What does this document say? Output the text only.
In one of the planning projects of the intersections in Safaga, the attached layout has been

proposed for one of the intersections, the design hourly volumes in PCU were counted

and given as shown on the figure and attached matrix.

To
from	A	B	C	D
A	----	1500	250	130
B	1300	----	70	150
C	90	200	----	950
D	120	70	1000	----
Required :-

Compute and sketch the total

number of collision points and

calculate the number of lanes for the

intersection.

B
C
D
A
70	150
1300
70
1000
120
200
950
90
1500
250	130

_____

#### To be done
Please set down all the data word for word.

#### The completed task
What does this document say? Output the text only.
In one of the planning projects of the intersections in Safaga, the attached layout has been

proposed for one of the intersections, the design hourly volumes in PCU were counted

and given as shown on the figure and attached matrix.

To
from	A	B	C	D
A	----	1500	250	130
B	1300	----	70	150
C	90	200	----	950
D	120	70	1000	----
Required :-

Compute and sketch the total

number of collision points and

calculate the number of lanes for the

intersection.

B
C
D
A
70	150
1300
70
1000
120
200
950
90
1500
250	130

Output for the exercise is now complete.